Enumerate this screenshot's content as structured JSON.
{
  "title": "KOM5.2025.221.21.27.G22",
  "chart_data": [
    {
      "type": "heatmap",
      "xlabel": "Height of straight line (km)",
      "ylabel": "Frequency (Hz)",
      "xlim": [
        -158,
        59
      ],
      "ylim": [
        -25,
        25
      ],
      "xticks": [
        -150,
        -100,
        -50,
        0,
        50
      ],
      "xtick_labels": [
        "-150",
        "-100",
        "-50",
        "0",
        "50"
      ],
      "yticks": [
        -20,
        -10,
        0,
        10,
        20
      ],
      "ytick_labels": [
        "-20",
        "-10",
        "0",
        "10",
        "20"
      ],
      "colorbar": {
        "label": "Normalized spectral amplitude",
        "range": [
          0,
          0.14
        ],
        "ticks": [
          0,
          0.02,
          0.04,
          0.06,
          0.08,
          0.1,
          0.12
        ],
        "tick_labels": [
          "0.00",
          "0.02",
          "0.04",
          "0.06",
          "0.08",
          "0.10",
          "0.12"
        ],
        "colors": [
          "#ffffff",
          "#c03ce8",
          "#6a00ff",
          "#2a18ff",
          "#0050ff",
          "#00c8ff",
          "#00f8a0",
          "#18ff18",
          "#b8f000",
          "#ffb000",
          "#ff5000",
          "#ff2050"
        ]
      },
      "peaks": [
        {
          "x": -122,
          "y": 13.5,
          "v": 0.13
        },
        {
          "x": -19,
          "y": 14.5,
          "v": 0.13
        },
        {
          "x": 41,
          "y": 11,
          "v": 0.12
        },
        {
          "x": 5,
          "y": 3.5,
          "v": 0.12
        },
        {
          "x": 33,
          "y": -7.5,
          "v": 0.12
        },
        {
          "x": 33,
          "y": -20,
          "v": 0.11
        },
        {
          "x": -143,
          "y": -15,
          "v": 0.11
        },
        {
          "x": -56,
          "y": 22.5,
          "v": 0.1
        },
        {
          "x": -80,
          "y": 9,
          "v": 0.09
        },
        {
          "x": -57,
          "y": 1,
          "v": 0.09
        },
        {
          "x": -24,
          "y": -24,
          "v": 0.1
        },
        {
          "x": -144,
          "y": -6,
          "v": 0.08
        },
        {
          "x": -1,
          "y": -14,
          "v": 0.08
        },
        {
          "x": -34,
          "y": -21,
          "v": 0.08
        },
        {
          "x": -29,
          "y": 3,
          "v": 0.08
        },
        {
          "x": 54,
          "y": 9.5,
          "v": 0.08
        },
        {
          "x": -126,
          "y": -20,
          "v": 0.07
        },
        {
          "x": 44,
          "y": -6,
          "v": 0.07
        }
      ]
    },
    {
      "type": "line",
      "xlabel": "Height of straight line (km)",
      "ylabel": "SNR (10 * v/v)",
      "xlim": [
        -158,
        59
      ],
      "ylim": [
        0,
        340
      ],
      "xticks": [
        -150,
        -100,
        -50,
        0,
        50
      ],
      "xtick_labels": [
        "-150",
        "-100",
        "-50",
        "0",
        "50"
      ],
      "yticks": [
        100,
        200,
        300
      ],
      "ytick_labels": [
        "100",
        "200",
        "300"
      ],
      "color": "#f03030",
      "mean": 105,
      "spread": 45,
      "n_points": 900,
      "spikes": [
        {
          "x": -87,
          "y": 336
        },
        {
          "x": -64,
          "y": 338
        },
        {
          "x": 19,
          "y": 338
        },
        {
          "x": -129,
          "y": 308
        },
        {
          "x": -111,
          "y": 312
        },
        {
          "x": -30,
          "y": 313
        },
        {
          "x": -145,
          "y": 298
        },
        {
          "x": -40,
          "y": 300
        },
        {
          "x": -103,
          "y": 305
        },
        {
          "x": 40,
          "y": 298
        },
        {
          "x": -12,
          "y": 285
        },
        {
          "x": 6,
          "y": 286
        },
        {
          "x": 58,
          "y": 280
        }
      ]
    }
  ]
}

◆ **Given exercise**
Nothing should be left out: return all of the records exactly.

◆ **Task response**
Enumerate this screenshot's content as structured JSON.
{
  "title": "KOM5.2025.221.21.27.G22",
  "chart_data": [
    {
      "type": "heatmap",
      "xlabel": "Height of straight line (km)",
      "ylabel": "Frequency (Hz)",
      "xlim": [
        -158,
        59
      ],
      "ylim": [
        -25,
        25
      ],
      "xticks": [
        -150,
        -100,
        -50,
        0,
        50
      ],
      "xtick_labels": [
        "-150",
        "-100",
        "-50",
        "0",
        "50"
      ],
      "yticks": [
        -20,
        -10,
        0,
        10,
        20
      ],
      "ytick_labels": [
        "-20",
        "-10",
        "0",
        "10",
        "20"
      ],
      "colorbar": {
        "label": "Normalized spectral amplitude",
        "range": [
          0,
          0.14
        ],
        "ticks": [
          0,
          0.02,
          0.04,
          0.06,
          0.08,
          0.1,
          0.12
        ],
        "tick_labels": [
          "0.00",
          "0.02",
          "0.04",
          "0.06",
          "0.08",
          "0.10",
          "0.12"
        ],
        "colors": [
          "#ffffff",
          "#c03ce8",
          "#6a00ff",
          "#2a18ff",
          "#0050ff",
          "#00c8ff",
          "#00f8a0",
          "#18ff18",
          "#b8f000",
          "#ffb000",
          "#ff5000",
          "#ff2050"
        ]
      },
      "peaks": [
        {
          "x": -122,
          "y": 13.5,
          "v": 0.13
        },
        {
          "x": -19,
          "y": 14.5,
          "v": 0.13
        },
        {
          "x": 41,
          "y": 11,
          "v": 0.12
        },
        {
          "x": 5,
          "y": 3.5,
          "v": 0.12
        },
        {
          "x": 33,
          "y": -7.5,
          "v": 0.12
        },
        {
          "x": 33,
          "y": -20,
          "v": 0.11
        },
        {
          "x": -143,
          "y": -15,
          "v": 0.11
        },
        {
          "x": -56,
          "y": 22.5,
          "v": 0.1
        },
        {
          "x": -80,
          "y": 9,
          "v": 0.09
        },
        {
          "x": -57,
          "y": 1,
          "v": 0.09
        },
        {
          "x": -24,
          "y": -24,
          "v": 0.1
        },
        {
          "x": -144,
          "y": -6,
          "v": 0.08
        },
        {
          "x": -1,
          "y": -14,
          "v": 0.08
        },
        {
          "x": -34,
          "y": -21,
          "v": 0.08
        },
        {
          "x": -29,
          "y": 3,
          "v": 0.08
        },
        {
          "x": 54,
          "y": 9.5,
          "v": 0.08
        },
        {
          "x": -126,
          "y": -20,
          "v": 0.07
        },
        {
          "x": 44,
          "y": -6,
          "v": 0.07
        }
      ]
    },
    {
      "type": "line",
      "xlabel": "Height of straight line (km)",
      "ylabel": "SNR (10 * v/v)",
      "xlim": [
        -158,
        59
      ],
      "ylim": [
        0,
        340
      ],
      "xticks": [
        -150,
        -100,
        -50,
        0,
        50
      ],
      "xtick_labels": [
        "-150",
        "-100",
        "-50",
        "0",
        "50"
      ],
      "yticks": [
        100,
        200,
        300
      ],
      "ytick_labels": [
        "100",
        "200",
        "300"
      ],
      "color": "#f03030",
      "mean": 105,
      "spread": 45,
      "n_points": 900,
      "spikes": [
        {
          "x": -87,
          "y": 336
        },
        {
          "x": -64,
          "y": 338
        },
        {
          "x": 19,
          "y": 338
        },
        {
          "x": -129,
          "y": 308
        },
        {
          "x": -111,
          "y": 312
        },
        {
          "x": -30,
          "y": 313
        },
        {
          "x": -145,
          "y": 298
        },
        {
          "x": -40,
          "y": 300
        },
        {
          "x": -103,
          "y": 305
        },
        {
          "x": 40,
          "y": 298
        },
        {
          "x": -12,
          "y": 285
        },
        {
          "x": 6,
          "y": 286
        },
        {
          "x": 58,
          "y": 280
        }
      ]
    }
  ]
}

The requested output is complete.